_Data for processing_
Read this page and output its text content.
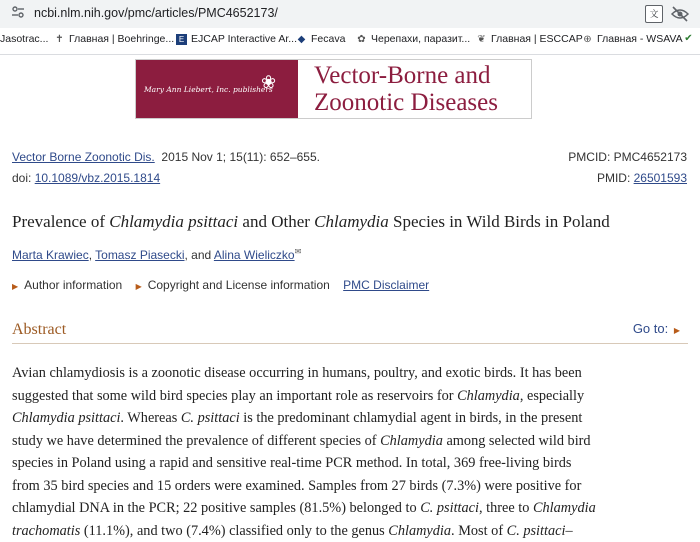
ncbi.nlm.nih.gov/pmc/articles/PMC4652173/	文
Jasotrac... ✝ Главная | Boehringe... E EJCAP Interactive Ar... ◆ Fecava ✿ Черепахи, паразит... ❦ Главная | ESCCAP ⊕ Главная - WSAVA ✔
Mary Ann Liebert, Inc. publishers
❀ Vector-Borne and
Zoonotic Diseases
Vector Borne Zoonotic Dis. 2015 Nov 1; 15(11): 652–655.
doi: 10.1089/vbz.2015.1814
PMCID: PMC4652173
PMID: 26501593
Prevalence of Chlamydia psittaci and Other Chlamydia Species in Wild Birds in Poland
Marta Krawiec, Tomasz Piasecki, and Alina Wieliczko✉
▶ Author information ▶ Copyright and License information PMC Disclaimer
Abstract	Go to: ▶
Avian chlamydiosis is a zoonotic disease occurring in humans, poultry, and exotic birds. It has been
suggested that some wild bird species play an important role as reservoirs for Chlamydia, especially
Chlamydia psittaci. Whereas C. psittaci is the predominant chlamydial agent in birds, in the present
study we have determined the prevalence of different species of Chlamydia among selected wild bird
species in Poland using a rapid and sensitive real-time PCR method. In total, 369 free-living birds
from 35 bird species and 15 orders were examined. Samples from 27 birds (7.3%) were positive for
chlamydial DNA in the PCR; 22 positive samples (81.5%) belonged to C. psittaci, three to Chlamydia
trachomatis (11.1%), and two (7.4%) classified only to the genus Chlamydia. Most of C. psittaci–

_Stated goal_
Lines holding the word "psittaci" should be counted across the entries; state only how many there are.

_The completed task_
4